[INSTRUCTIONS TO FOLLOW]: Records follow. Pull out every line that contains "szabályozási".

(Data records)
········
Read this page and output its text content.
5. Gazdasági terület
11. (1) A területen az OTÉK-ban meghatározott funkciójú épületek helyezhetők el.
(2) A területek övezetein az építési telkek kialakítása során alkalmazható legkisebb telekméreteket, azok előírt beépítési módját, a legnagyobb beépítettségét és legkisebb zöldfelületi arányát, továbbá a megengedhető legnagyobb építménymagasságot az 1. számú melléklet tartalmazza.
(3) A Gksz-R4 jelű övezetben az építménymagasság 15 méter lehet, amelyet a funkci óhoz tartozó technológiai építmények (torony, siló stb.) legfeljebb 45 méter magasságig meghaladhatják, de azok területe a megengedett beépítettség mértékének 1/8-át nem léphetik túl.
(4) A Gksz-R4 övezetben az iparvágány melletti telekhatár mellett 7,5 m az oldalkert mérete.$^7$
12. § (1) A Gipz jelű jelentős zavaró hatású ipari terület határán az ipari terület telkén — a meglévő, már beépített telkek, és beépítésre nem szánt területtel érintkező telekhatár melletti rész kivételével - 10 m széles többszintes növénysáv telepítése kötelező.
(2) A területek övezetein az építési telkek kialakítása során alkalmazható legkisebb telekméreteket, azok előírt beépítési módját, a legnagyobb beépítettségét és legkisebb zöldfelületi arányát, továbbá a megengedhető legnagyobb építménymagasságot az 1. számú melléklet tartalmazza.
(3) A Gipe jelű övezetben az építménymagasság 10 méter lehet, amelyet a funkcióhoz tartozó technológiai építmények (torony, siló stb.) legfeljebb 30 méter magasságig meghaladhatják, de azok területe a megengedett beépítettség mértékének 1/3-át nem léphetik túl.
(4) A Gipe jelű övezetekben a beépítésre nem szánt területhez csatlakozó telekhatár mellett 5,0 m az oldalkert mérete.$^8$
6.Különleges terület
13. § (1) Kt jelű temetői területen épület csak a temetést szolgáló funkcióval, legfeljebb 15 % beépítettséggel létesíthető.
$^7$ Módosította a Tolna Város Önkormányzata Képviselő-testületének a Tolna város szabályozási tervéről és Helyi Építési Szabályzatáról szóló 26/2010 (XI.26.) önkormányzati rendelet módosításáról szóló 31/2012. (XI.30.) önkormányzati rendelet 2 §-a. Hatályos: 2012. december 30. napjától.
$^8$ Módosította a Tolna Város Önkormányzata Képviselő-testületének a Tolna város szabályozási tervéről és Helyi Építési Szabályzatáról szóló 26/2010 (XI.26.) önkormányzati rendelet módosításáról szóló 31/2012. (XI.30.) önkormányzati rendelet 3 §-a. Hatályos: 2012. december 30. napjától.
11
········
[OUTPUT FOR THIS TASK]:
$^7$ Módosította a Tolna Város Önkormányzata Képviselő-testületének a Tolna város szabályozási tervéről és Helyi Építési Szabályzatáról szóló 26/2010 (XI.26.) önkormányzati rendelet módosításáról szóló 31/2012. (XI.30.) önkormányzati rendelet 2 §-a. Hatályos: 2012. december 30. napjától.
$^8$ Módosította a Tolna Város Önkormányzata Képviselő-testületének a Tolna város szabályozási tervéről és Helyi Építési Szabályzatáról szóló 26/2010 (XI.26.) önkormányzati rendelet módosításáról szóló 31/2012. (XI.30.) önkormányzati rendelet 3 §-a. Hatályos: 2012. december 30. napjától.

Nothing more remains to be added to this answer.